Der Lehrling zahlt freiwillig 20 000 Euro Schmerzensgeld

Sein Rechtsanwalt erinnerte in seinem Plädoyer daran, dass der junge Mann schon bei der ersten polizeilichen Vernehmung den Angriff eingeräumt hat. Er habe richtig großes Glück gehabt – nicht nur, weil das Opfer den Angriff überlebt habe, sondern auch mit seinem Haftrichter. „Dass dieser trotz des Vorwurfs des versuchten Totschlags einen Haftbefehl außer Kraft setzt, so etwas habe ich noch nie erlebt.“ Die so gewonnene Zeit in Freiheit habe es seinem Mandanten nicht nur möglich gemacht, in der Zwischenzeit eine Lehre zu beginnen, sondern auch jeden Monat 200 Euro seines Azubigehaltes an den Senioren zu bezahlen.

## Zielsetzung
• 1. Übernimm aus dem Bericht über den Lehrling wortgetreu den Abschnitt von „Der Lehrling zahlt“ bis „Senioren zu bezahlen.“.
• 2. Führe den Bericht über den Lehrling bitte im Anschluss an seinen letzten Satz fort.
Die Datenauflistung ist für die Bearbeitung ohne Belang.

## Datenauflistung
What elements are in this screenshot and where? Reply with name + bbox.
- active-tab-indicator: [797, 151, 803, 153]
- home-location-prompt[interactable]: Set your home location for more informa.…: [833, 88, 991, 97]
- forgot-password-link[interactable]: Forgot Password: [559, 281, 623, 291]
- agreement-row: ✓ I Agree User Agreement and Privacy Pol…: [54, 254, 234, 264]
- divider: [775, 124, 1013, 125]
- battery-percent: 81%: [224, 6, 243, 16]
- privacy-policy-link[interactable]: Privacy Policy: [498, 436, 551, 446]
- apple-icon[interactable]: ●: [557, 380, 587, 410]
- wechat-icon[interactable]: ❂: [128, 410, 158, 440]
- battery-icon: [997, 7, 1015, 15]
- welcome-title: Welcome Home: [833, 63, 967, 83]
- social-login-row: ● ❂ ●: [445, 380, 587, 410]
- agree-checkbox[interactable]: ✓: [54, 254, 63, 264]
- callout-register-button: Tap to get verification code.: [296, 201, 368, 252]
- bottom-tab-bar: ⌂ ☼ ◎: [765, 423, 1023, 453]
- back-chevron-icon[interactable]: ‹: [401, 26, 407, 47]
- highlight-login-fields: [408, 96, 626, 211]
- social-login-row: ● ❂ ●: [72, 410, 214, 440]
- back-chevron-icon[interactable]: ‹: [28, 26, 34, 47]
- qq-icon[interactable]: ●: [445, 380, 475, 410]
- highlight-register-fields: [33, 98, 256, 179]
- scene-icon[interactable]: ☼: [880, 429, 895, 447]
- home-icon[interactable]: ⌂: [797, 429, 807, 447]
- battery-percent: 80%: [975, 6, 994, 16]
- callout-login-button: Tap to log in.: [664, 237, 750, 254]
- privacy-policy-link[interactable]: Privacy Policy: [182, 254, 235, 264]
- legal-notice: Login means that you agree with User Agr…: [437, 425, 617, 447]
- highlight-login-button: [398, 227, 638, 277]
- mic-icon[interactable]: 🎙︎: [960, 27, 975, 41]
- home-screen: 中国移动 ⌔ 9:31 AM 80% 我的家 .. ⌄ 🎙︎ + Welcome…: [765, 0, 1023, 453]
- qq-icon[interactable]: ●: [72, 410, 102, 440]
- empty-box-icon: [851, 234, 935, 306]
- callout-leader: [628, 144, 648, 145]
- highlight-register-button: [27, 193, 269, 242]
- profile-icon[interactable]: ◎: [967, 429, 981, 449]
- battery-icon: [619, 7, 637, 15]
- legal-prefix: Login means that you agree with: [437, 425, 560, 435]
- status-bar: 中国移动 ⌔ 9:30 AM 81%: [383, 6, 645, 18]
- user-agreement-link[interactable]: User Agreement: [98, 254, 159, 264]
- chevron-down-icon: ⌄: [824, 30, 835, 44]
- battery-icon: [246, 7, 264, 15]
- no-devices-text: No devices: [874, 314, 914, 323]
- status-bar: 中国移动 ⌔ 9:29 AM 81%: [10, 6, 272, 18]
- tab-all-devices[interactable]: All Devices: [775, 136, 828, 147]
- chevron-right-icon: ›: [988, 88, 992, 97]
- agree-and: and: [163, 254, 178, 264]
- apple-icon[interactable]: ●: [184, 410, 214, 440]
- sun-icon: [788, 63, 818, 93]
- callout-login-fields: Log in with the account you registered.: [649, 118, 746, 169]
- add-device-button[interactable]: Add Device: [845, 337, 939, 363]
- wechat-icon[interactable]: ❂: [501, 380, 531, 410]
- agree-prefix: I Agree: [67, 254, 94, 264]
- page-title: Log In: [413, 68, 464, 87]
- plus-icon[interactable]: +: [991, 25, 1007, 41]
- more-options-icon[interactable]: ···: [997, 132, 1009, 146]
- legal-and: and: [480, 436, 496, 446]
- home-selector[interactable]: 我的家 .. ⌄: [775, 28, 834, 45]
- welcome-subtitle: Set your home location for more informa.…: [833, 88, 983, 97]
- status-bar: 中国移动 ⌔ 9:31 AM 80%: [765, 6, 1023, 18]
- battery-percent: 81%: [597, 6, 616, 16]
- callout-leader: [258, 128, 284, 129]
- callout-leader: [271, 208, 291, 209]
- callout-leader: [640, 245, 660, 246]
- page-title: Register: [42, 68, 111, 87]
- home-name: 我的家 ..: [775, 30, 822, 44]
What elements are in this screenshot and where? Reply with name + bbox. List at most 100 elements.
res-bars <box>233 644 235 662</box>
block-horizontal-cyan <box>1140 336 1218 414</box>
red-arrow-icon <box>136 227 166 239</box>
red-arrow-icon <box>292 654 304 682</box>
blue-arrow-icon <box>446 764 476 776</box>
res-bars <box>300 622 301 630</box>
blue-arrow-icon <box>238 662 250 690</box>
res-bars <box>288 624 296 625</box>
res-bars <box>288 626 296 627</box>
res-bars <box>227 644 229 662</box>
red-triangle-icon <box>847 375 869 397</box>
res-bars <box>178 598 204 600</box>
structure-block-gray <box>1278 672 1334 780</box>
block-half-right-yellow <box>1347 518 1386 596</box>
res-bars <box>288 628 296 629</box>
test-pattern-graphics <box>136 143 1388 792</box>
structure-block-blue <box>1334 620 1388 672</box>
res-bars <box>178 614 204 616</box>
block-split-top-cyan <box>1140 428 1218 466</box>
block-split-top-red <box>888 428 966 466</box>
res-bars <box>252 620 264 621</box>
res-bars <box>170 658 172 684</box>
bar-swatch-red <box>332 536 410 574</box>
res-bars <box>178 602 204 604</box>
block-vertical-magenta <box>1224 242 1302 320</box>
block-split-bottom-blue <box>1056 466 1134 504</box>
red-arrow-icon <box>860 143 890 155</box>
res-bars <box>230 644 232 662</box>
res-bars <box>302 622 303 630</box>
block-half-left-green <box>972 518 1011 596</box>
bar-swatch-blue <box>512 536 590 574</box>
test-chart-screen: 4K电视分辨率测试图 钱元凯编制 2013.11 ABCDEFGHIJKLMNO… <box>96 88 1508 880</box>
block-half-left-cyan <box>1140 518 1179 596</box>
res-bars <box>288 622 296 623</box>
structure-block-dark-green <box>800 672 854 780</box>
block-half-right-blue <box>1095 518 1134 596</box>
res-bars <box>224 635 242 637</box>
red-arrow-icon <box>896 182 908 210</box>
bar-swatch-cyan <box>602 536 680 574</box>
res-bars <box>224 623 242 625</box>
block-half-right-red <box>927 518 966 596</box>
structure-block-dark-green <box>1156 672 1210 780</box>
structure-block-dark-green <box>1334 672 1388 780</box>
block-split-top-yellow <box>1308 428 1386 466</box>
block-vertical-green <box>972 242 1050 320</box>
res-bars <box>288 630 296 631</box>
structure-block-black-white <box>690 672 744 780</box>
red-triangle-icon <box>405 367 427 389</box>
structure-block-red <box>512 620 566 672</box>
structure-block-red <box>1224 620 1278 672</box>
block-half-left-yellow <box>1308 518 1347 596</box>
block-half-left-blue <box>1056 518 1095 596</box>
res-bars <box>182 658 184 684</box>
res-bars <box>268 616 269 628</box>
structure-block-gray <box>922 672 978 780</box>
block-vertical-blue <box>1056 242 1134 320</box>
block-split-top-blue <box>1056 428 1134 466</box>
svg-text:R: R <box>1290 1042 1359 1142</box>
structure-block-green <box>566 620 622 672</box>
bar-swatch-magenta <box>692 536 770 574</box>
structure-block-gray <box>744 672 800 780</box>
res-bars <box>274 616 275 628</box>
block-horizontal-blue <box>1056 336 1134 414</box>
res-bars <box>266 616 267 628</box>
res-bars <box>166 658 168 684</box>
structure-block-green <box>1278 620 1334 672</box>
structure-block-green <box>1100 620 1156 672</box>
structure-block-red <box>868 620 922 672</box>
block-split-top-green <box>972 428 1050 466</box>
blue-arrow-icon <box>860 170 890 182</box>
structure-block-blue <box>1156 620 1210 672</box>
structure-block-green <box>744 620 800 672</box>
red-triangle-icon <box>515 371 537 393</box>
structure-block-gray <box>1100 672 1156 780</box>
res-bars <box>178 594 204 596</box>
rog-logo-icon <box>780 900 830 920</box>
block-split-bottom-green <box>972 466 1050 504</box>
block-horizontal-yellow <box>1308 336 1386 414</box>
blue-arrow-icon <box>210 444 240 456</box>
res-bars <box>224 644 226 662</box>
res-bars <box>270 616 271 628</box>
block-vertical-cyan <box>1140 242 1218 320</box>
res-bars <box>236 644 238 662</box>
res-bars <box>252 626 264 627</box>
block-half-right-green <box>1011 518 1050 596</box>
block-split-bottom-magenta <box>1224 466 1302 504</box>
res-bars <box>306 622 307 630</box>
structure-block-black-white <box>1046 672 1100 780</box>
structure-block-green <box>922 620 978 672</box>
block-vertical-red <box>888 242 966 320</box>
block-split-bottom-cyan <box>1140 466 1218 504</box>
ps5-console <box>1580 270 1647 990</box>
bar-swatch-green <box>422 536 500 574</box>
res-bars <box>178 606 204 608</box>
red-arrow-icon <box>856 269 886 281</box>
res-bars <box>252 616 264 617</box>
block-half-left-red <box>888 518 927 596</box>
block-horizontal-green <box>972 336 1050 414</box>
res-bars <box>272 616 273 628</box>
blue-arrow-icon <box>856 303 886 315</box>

## Antworten je Aufgabe
• 1.
Der Lehrling zahlt freiwillig 20 000 Euro Schmerzensgeld

Sein Rechtsanwalt erinnerte in seinem Plädoyer daran, dass der junge Mann schon bei der ersten polizeilichen Vernehmung den Angriff eingeräumt hat. Er habe richtig großes Glück gehabt – nicht nur, weil das Opfer den Angriff überlebt habe, sondern auch mit seinem Haftrichter. „Dass dieser trotz des Vorwurfs des versuchten Totschlags einen Haftbefehl außer Kraft setzt, so etwas habe ich noch nie erlebt.“ Die so gewonnene Zeit in Freiheit habe es seinem Mandanten nicht nur möglich gemacht, in der Zwischenzeit eine Lehre zu beginnen, sondern auch jeden Monat 200 Euro seines Azubigehaltes an den Senioren zu bezahlen.

• 2.
Dem heute 80-Jährigen steht nämlich Schmerzensgeld zu – einen entsprechenden Vergleich haben die Parteien am Dienstag vor Gericht zu Protokoll gegeben. Der junge Mann muss an sein Opfer noch 20 000 Euro zahlen, dazu kommen beträchtliche Anwalts- und Behandlungskosten. An dieser Summe dürfte der Lehrling, der keine Vorstrafen hat, sehr lange zu knabbern haben. Vor Gericht hatte er sich bei seinem Opfer entschuldigt und gesagt, er sei an jenem Abend wegen fehlender Perspektiven und privatem Ärger aggressiv gewesen. Am Donnerstag wird die 2. Strafkammer des Landgerichts ihr Urteil verkünden.